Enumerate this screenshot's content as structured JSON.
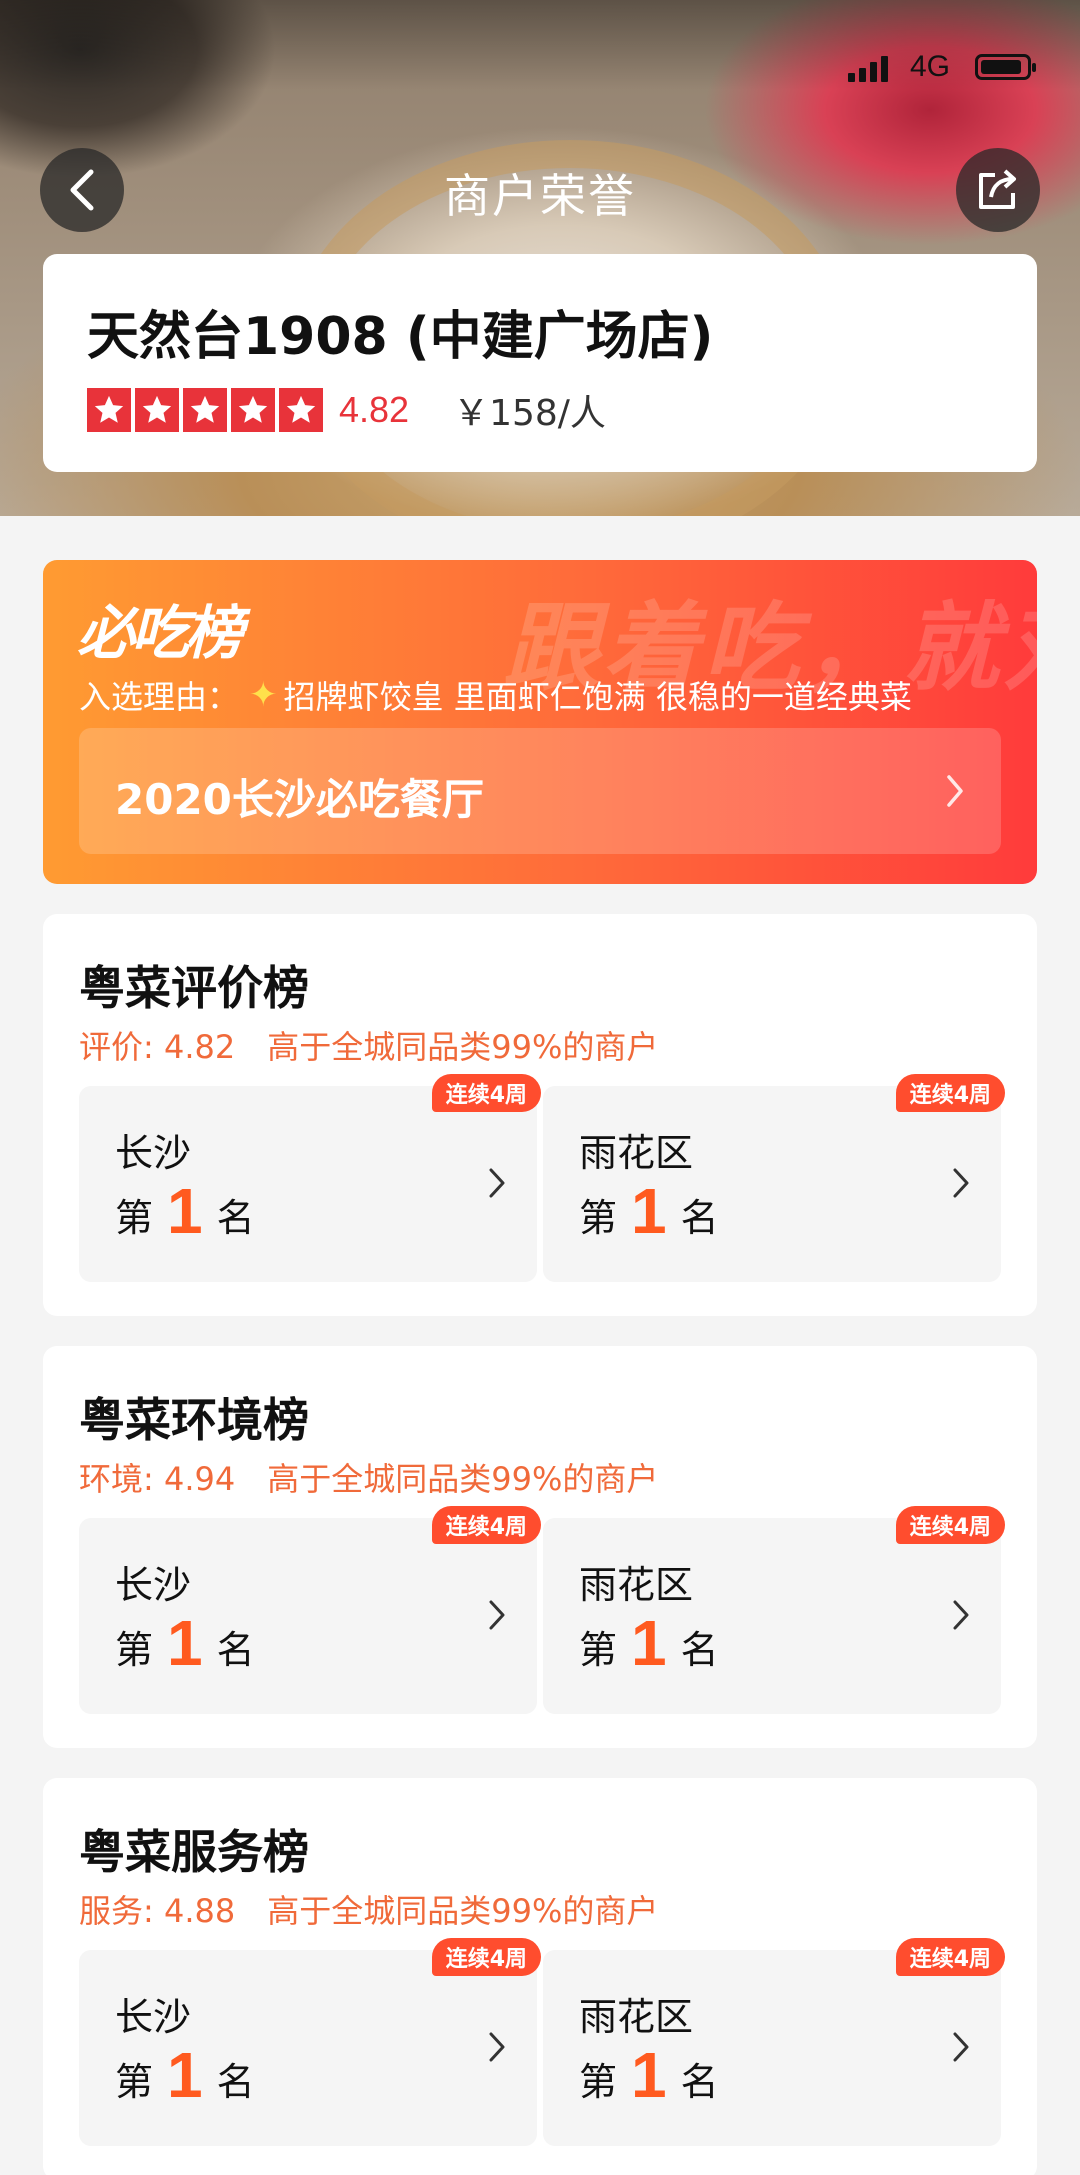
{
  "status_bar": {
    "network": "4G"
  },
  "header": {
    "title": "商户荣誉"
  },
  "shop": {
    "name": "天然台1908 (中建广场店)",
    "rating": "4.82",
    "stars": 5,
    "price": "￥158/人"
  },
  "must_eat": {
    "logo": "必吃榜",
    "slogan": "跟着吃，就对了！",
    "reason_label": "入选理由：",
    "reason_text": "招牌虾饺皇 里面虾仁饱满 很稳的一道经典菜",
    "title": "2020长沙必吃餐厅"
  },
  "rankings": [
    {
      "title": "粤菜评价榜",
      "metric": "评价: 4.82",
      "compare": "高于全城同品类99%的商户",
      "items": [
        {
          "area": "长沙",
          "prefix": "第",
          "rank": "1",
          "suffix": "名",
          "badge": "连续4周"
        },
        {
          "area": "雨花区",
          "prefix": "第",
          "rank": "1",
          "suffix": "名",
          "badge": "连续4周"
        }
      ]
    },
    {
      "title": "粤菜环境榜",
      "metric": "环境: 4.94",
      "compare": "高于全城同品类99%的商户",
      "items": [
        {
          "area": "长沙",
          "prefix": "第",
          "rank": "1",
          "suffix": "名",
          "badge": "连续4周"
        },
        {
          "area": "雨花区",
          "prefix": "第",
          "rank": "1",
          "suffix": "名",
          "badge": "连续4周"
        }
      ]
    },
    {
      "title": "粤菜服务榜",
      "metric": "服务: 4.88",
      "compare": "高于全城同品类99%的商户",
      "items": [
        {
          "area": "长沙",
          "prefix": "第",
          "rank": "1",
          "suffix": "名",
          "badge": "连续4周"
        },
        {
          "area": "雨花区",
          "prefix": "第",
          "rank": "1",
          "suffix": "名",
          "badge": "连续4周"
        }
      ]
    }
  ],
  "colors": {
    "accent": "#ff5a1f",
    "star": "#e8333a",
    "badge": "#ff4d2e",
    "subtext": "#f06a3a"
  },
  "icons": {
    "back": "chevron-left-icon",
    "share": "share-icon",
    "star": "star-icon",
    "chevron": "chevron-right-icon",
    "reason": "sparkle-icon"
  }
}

--

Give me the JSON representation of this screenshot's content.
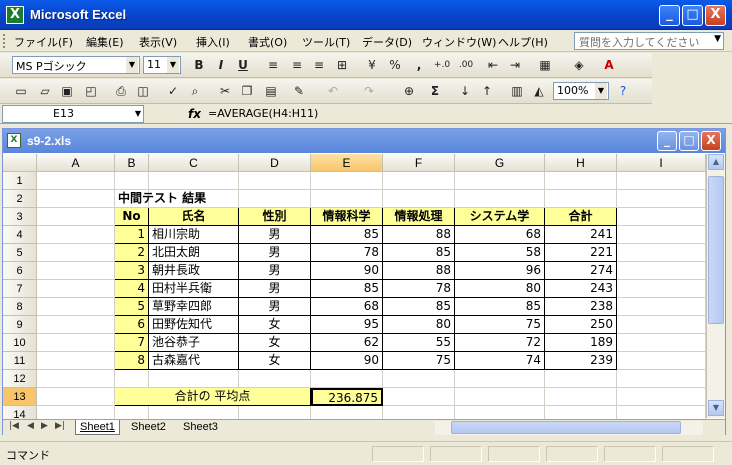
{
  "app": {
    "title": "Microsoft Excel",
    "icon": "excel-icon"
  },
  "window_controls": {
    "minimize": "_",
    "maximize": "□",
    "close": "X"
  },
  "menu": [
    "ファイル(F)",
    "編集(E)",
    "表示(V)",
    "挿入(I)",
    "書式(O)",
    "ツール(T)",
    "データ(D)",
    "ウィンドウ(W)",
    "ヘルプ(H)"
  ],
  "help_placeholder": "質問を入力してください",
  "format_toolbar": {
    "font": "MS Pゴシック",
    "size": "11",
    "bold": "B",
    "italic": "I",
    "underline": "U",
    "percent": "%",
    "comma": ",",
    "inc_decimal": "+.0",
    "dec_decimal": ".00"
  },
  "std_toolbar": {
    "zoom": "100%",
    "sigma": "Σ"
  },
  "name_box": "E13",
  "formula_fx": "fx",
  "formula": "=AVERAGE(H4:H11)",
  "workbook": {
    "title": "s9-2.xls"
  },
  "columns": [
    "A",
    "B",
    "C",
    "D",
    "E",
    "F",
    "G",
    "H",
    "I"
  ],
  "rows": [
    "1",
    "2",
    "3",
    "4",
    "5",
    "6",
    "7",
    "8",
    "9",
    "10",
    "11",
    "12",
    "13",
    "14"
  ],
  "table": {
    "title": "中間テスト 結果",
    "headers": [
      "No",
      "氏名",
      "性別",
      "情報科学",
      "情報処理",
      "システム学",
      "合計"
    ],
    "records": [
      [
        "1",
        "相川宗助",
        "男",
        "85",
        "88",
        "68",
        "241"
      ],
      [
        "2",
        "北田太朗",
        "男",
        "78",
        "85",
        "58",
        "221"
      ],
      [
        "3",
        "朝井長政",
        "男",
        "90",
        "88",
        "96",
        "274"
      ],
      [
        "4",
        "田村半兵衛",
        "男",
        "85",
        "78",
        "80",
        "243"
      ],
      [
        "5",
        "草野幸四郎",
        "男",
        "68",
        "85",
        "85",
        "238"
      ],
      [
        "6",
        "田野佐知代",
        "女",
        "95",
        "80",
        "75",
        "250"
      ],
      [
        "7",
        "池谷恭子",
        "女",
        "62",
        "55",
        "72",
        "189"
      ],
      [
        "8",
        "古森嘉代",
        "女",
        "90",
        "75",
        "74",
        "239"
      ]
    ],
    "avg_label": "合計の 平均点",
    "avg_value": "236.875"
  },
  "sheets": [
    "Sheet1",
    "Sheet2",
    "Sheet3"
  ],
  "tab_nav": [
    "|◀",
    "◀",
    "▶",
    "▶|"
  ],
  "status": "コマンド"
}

---

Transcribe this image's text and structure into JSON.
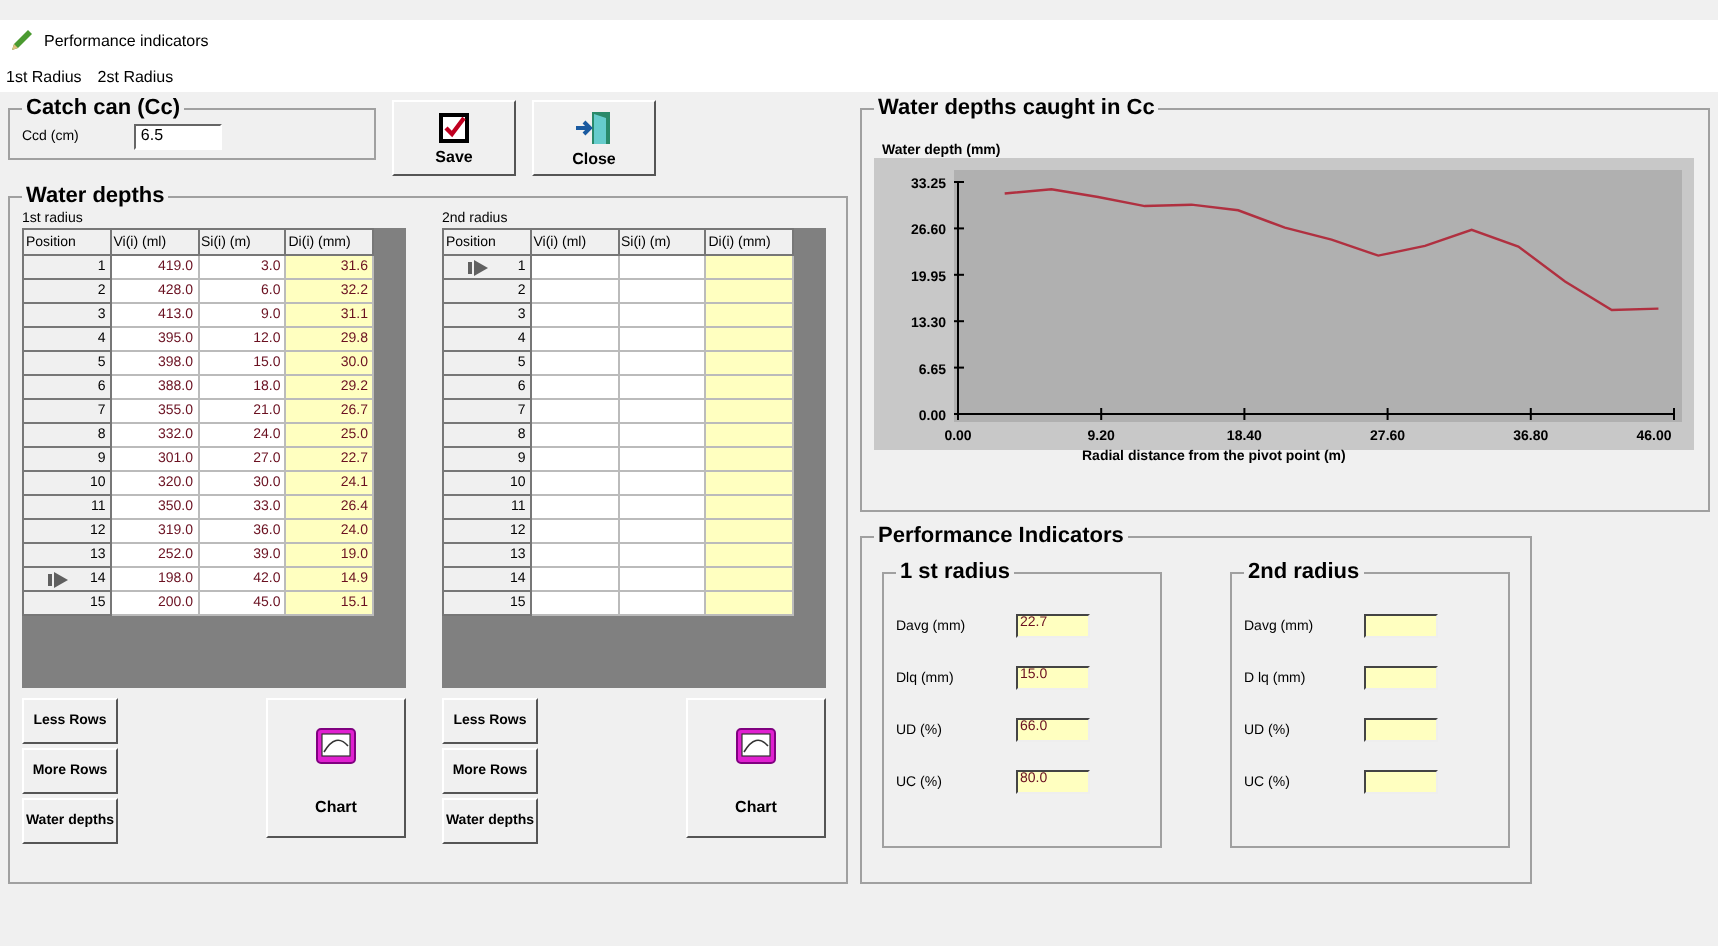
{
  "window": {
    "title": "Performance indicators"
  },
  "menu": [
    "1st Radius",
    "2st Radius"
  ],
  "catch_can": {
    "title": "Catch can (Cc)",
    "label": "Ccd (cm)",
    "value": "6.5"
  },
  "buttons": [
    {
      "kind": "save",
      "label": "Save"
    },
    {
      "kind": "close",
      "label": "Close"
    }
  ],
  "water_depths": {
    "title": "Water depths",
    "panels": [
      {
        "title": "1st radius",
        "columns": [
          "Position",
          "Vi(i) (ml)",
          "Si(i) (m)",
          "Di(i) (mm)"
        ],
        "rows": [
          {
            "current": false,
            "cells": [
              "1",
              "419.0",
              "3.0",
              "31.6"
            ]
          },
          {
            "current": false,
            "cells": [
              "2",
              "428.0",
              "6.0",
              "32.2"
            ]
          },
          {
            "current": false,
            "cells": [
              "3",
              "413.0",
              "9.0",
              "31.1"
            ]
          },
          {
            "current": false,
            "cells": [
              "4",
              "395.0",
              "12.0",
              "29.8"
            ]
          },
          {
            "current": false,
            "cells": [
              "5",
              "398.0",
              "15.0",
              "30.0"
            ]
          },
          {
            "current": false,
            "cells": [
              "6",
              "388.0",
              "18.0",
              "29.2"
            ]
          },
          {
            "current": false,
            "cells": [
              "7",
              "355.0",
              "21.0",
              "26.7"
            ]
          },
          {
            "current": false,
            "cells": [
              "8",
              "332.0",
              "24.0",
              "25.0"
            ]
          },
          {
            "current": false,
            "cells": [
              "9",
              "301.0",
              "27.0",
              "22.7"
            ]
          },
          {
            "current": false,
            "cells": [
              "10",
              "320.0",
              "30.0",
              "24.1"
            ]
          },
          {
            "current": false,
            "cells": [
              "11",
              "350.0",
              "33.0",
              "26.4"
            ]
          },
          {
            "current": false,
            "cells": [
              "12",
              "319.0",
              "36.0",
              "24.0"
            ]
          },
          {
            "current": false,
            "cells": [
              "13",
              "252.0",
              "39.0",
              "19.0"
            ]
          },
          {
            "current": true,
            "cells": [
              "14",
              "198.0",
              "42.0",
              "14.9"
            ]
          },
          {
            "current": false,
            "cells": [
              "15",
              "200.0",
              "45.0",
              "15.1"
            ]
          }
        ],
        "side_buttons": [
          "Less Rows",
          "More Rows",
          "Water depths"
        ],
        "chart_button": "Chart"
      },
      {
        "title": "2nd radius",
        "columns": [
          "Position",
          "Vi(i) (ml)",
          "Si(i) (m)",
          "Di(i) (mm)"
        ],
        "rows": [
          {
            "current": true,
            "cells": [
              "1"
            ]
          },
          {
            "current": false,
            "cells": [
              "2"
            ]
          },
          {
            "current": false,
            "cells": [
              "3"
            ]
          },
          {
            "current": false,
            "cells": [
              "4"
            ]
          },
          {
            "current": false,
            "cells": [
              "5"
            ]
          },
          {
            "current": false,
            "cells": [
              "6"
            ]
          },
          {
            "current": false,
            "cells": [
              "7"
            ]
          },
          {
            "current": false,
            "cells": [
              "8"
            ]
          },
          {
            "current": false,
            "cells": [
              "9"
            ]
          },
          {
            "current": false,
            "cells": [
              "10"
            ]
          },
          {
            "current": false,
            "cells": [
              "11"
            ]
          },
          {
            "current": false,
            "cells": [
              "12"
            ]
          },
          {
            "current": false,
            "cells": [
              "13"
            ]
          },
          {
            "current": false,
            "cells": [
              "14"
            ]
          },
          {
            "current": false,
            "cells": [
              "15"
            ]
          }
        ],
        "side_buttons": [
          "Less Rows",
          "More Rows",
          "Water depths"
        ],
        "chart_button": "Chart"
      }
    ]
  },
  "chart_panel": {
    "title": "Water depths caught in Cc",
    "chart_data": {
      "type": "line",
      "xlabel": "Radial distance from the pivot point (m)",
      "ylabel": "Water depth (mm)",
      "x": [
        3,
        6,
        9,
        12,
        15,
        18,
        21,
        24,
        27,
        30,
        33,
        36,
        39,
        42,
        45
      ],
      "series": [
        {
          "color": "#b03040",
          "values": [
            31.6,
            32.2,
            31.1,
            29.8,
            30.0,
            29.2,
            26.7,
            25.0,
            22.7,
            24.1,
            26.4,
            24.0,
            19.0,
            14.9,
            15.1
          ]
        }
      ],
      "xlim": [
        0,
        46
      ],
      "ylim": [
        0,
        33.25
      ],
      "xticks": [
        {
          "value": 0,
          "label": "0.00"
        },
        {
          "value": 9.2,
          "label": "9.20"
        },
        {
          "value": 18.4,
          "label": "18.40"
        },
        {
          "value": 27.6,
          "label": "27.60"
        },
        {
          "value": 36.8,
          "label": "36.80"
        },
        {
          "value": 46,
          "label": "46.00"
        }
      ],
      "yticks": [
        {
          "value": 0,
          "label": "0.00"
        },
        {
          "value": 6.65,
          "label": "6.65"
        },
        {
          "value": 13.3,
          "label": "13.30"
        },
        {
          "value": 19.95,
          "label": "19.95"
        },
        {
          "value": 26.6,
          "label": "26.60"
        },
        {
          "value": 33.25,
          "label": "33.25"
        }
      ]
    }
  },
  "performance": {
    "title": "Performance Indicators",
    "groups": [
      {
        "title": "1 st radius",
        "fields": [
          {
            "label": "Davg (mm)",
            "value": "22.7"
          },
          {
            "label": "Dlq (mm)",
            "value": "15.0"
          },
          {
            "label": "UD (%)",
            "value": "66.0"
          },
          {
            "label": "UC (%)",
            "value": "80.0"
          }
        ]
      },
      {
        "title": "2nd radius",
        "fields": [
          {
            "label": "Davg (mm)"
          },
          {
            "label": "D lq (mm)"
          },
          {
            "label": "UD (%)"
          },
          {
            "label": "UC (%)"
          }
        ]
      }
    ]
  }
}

## Exercise details
Determine how many lines contain the word "this" and reply with that number alone.

## Complete answer
3